### Items listed in a dataset
-----
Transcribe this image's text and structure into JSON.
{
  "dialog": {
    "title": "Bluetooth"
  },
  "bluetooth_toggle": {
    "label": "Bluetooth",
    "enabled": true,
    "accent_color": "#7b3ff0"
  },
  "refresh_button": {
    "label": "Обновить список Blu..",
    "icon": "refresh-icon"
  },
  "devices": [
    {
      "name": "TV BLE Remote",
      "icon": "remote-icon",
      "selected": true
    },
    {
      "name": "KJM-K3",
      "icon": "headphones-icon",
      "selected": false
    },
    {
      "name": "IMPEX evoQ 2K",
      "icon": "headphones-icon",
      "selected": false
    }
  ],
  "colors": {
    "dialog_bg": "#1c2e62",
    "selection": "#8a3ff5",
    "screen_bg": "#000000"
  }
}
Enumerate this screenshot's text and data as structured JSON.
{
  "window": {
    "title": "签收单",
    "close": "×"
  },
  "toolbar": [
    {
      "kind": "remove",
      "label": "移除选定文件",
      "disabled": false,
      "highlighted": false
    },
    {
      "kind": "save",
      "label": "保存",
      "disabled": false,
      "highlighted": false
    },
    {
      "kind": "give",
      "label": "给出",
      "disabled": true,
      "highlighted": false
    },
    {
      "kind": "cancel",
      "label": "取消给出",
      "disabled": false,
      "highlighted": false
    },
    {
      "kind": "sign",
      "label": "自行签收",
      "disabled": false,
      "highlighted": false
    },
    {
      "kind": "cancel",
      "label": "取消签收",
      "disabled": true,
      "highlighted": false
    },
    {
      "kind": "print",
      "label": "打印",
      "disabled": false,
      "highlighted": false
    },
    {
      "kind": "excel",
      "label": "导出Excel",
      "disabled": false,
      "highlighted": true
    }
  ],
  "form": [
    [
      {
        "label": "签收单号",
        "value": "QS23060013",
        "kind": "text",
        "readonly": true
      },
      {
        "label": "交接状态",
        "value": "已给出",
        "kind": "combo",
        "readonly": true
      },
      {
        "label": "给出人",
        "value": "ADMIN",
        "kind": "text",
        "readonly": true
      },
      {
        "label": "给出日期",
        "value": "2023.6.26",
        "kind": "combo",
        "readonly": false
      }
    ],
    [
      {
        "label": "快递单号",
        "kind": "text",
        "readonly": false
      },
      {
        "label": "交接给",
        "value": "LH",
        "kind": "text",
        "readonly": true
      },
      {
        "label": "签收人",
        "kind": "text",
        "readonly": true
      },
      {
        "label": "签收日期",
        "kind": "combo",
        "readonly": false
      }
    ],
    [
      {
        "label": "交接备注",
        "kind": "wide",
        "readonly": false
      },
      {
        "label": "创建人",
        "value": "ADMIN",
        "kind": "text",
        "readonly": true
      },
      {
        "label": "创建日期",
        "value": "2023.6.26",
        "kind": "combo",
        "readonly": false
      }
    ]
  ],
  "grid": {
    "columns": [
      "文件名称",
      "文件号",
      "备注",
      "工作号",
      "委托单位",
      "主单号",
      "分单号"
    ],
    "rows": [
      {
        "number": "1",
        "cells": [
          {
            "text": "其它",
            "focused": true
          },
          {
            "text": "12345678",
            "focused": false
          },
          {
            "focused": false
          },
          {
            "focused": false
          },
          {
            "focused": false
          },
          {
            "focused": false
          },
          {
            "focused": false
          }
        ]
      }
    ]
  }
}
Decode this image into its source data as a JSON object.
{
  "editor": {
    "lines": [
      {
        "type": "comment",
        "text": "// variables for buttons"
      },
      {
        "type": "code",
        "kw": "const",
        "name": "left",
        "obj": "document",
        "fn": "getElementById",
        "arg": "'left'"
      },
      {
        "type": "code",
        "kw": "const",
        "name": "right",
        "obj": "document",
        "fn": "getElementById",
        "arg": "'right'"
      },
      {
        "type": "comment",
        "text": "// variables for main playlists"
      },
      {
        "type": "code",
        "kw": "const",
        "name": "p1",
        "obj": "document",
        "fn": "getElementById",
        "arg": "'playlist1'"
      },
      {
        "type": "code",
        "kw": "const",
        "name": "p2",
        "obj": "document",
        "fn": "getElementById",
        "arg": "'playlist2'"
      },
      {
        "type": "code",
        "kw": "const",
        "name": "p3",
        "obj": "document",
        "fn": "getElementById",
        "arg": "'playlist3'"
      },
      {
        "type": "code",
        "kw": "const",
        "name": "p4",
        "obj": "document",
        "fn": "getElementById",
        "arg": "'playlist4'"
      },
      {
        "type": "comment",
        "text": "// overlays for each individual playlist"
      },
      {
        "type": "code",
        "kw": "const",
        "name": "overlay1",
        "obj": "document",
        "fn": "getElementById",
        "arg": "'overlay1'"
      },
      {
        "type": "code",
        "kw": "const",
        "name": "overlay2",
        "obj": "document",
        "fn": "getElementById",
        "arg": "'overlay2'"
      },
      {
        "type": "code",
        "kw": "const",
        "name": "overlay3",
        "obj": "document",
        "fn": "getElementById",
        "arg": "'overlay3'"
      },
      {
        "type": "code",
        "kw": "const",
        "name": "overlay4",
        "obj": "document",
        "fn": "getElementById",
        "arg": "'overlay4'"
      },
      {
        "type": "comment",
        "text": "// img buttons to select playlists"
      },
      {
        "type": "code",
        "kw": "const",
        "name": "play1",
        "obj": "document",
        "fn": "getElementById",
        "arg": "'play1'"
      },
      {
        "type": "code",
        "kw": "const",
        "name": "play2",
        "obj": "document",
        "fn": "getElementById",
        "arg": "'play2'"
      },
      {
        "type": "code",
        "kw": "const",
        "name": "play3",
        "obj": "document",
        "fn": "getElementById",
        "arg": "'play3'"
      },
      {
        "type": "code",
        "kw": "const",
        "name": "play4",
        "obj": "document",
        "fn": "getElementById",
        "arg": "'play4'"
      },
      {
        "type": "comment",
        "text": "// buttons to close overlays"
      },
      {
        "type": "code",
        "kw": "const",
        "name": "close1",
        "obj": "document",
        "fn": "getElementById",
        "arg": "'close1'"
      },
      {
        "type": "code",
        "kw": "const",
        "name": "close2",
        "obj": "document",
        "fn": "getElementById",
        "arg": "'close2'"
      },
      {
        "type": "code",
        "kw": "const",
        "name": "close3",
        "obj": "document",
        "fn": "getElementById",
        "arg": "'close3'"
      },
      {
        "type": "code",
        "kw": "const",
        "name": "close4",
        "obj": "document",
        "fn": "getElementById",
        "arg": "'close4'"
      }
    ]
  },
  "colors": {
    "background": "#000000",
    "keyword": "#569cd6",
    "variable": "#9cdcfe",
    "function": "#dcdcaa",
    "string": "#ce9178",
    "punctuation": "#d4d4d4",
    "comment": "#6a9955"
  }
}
-----
### Exercise objective
From the records above, extract every entry verbatim.

### Reply to the exercise
Transcribe this image's text and structure into JSON.
{
  "dialog": {
    "title": "Bluetooth"
  },
  "bluetooth_toggle": {
    "label": "Bluetooth",
    "enabled": true,
    "accent_color": "#7b3ff0"
  },
  "refresh_button": {
    "label": "Обновить список Blu..",
    "icon": "refresh-icon"
  },
  "devices": [
    {
      "name": "TV BLE Remote",
      "icon": "remote-icon",
      "selected": true
    },
    {
      "name": "KJM-K3",
      "icon": "headphones-icon",
      "selected": false
    },
    {
      "name": "IMPEX evoQ 2K",
      "icon": "headphones-icon",
      "selected": false
    }
  ],
  "colors": {
    "dialog_bg": "#1c2e62",
    "selection": "#8a3ff5",
    "screen_bg": "#000000"
  }
}
Enumerate this screenshot's text and data as structured JSON.
{
  "window": {
    "title": "签收单",
    "close": "×"
  },
  "toolbar": [
    {
      "kind": "remove",
      "label": "移除选定文件",
      "disabled": false,
      "highlighted": false
    },
    {
      "kind": "save",
      "label": "保存",
      "disabled": false,
      "highlighted": false
    },
    {
      "kind": "give",
      "label": "给出",
      "disabled": true,
      "highlighted": false
    },
    {
      "kind": "cancel",
      "label": "取消给出",
      "disabled": false,
      "highlighted": false
    },
    {
      "kind": "sign",
      "label": "自行签收",
      "disabled": false,
      "highlighted": false
    },
    {
      "kind": "cancel",
      "label": "取消签收",
      "disabled": true,
      "highlighted": false
    },
    {
      "kind": "print",
      "label": "打印",
      "disabled": false,
      "highlighted": false
    },
    {
      "kind": "excel",
      "label": "导出Excel",
      "disabled": false,
      "highlighted": true
    }
  ],
  "form": [
    [
      {
        "label": "签收单号",
        "value": "QS23060013",
        "kind": "text",
        "readonly": true
      },
      {
        "label": "交接状态",
        "value": "已给出",
        "kind": "combo",
        "readonly": true
      },
      {
        "label": "给出人",
        "value": "ADMIN",
        "kind": "text",
        "readonly": true
      },
      {
        "label": "给出日期",
        "value": "2023.6.26",
        "kind": "combo",
        "readonly": false
      }
    ],
    [
      {
        "label": "快递单号",
        "kind": "text",
        "readonly": false
      },
      {
        "label": "交接给",
        "value": "LH",
        "kind": "text",
        "readonly": true
      },
      {
        "label": "签收人",
        "kind": "text",
        "readonly": true
      },
      {
        "label": "签收日期",
        "kind": "combo",
        "readonly": false
      }
    ],
    [
      {
        "label": "交接备注",
        "kind": "wide",
        "readonly": false
      },
      {
        "label": "创建人",
        "value": "ADMIN",
        "kind": "text",
        "readonly": true
      },
      {
        "label": "创建日期",
        "value": "2023.6.26",
        "kind": "combo",
        "readonly": false
      }
    ]
  ],
  "grid": {
    "columns": [
      "文件名称",
      "文件号",
      "备注",
      "工作号",
      "委托单位",
      "主单号",
      "分单号"
    ],
    "rows": [
      {
        "number": "1",
        "cells": [
          {
            "text": "其它",
            "focused": true
          },
          {
            "text": "12345678",
            "focused": false
          },
          {
            "focused": false
          },
          {
            "focused": false
          },
          {
            "focused": false
          },
          {
            "focused": false
          },
          {
            "focused": false
          }
        ]
      }
    ]
  }
}
Decode this image into its source data as a JSON object.
{
  "editor": {
    "lines": [
      {
        "type": "comment",
        "text": "// variables for buttons"
      },
      {
        "type": "code",
        "kw": "const",
        "name": "left",
        "obj": "document",
        "fn": "getElementById",
        "arg": "'left'"
      },
      {
        "type": "code",
        "kw": "const",
        "name": "right",
        "obj": "document",
        "fn": "getElementById",
        "arg": "'right'"
      },
      {
        "type": "comment",
        "text": "// variables for main playlists"
      },
      {
        "type": "code",
        "kw": "const",
        "name": "p1",
        "obj": "document",
        "fn": "getElementById",
        "arg": "'playlist1'"
      },
      {
        "type": "code",
        "kw": "const",
        "name": "p2",
        "obj": "document",
        "fn": "getElementById",
        "arg": "'playlist2'"
      },
      {
        "type": "code",
        "kw": "const",
        "name": "p3",
        "obj": "document",
        "fn": "getElementById",
        "arg": "'playlist3'"
      },
      {
        "type": "code",
        "kw": "const",
        "name": "p4",
        "obj": "document",
        "fn": "getElementById",
        "arg": "'playlist4'"
      },
      {
        "type": "comment",
        "text": "// overlays for each individual playlist"
      },
      {
        "type": "code",
        "kw": "const",
        "name": "overlay1",
        "obj": "document",
        "fn": "getElementById",
        "arg": "'overlay1'"
      },
      {
        "type": "code",
        "kw": "const",
        "name": "overlay2",
        "obj": "document",
        "fn": "getElementById",
        "arg": "'overlay2'"
      },
      {
        "type": "code",
        "kw": "const",
        "name": "overlay3",
        "obj": "document",
        "fn": "getElementById",
        "arg": "'overlay3'"
      },
      {
        "type": "code",
        "kw": "const",
        "name": "overlay4",
        "obj": "document",
        "fn": "getElementById",
        "arg": "'overlay4'"
      },
      {
        "type": "comment",
        "text": "// img buttons to select playlists"
      },
      {
        "type": "code",
        "kw": "const",
        "name": "play1",
        "obj": "document",
        "fn": "getElementById",
        "arg": "'play1'"
      },
      {
        "type": "code",
        "kw": "const",
        "name": "play2",
        "obj": "document",
        "fn": "getElementById",
        "arg": "'play2'"
      },
      {
        "type": "code",
        "kw": "const",
        "name": "play3",
        "obj": "document",
        "fn": "getElementById",
        "arg": "'play3'"
      },
      {
        "type": "code",
        "kw": "const",
        "name": "play4",
        "obj": "document",
        "fn": "getElementById",
        "arg": "'play4'"
      },
      {
        "type": "comment",
        "text": "// buttons to close overlays"
      },
      {
        "type": "code",
        "kw": "const",
        "name": "close1",
        "obj": "document",
        "fn": "getElementById",
        "arg": "'close1'"
      },
      {
        "type": "code",
        "kw": "const",
        "name": "close2",
        "obj": "document",
        "fn": "getElementById",
        "arg": "'close2'"
      },
      {
        "type": "code",
        "kw": "const",
        "name": "close3",
        "obj": "document",
        "fn": "getElementById",
        "arg": "'close3'"
      },
      {
        "type": "code",
        "kw": "const",
        "name": "close4",
        "obj": "document",
        "fn": "getElementById",
        "arg": "'close4'"
      }
    ]
  },
  "colors": {
    "background": "#000000",
    "keyword": "#569cd6",
    "variable": "#9cdcfe",
    "function": "#dcdcaa",
    "string": "#ce9178",
    "punctuation": "#d4d4d4",
    "comment": "#6a9955"
  }
}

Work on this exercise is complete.